*What is asked*. Which lines in the material below contain the word "hybridized"? Copy each of them.
::::
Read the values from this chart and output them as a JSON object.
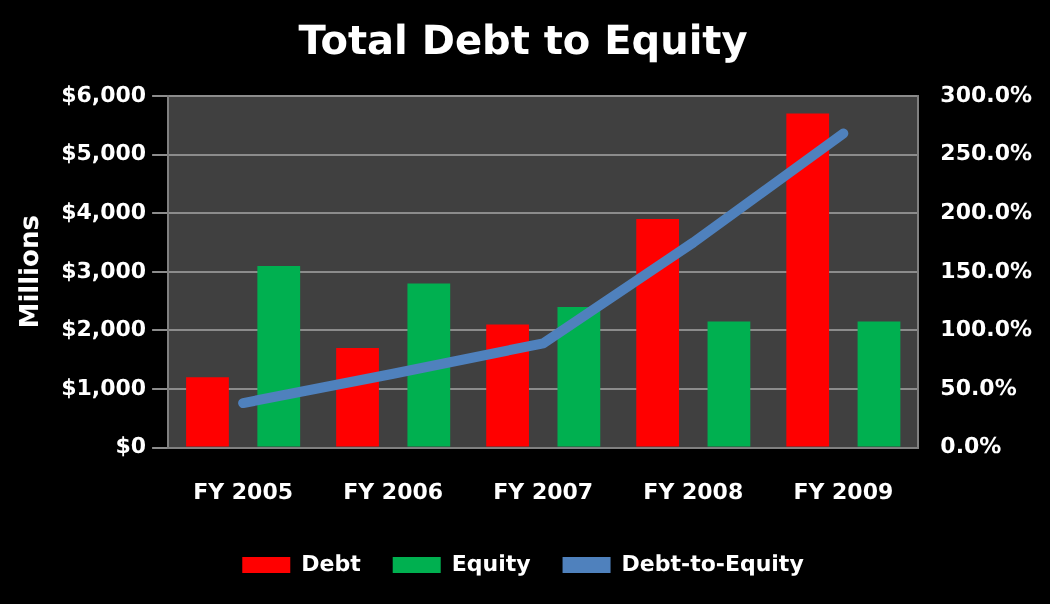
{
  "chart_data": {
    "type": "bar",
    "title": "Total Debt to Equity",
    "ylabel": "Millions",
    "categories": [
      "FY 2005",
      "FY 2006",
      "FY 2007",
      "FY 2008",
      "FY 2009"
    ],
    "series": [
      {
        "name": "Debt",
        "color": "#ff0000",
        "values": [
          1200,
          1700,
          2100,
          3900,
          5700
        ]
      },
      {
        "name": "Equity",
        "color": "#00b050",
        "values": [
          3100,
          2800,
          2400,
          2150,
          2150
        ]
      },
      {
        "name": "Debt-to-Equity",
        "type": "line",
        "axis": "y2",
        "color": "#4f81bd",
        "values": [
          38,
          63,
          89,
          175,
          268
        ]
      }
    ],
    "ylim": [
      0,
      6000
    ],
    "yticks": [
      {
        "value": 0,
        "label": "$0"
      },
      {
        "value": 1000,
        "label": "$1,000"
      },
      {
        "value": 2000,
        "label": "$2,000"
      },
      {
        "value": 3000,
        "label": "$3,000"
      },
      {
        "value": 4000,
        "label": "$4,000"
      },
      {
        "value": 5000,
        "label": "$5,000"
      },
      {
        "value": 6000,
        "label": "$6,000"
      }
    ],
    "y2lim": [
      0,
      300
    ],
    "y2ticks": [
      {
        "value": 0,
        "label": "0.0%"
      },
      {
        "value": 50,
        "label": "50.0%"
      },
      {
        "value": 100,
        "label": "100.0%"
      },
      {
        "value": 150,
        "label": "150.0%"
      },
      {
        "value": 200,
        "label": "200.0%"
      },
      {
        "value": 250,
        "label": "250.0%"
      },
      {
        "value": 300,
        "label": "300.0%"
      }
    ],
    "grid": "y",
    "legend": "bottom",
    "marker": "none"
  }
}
::::
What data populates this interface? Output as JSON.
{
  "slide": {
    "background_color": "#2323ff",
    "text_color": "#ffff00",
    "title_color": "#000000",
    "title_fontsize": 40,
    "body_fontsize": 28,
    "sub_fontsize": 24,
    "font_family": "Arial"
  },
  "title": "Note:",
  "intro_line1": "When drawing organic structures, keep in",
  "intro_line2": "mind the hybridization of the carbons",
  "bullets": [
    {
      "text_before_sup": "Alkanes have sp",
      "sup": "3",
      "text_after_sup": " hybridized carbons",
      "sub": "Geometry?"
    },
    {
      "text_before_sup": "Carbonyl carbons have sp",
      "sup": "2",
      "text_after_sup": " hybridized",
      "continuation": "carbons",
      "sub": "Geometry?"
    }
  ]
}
::::
*Task answer*.
      "text_after_sup": " hybridized carbons",
      "text_after_sup": " hybridized",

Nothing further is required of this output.